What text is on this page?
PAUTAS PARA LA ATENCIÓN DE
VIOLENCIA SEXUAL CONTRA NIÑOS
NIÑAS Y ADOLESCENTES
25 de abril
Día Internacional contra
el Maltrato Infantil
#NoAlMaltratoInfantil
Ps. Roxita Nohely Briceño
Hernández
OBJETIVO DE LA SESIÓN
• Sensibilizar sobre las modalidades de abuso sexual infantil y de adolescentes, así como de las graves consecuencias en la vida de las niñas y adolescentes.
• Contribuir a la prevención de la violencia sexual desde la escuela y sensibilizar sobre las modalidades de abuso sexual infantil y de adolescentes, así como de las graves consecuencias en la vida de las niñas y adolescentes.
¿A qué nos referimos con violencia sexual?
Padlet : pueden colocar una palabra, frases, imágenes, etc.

TASK DESCRIPTION » Return a copy of every line in the records that includes the string "sobre".

RESULT OF THE TASK »
• Sensibilizar sobre las modalidades de abuso sexual infantil y de adolescentes, así como de las graves consecuencias en la vida de las niñas y adolescentes.
• Contribuir a la prevención de la violencia sexual desde la escuela y sensibilizar sobre las modalidades de abuso sexual infantil y de adolescentes, así como de las graves consecuencias en la vida de las niñas y adolescentes.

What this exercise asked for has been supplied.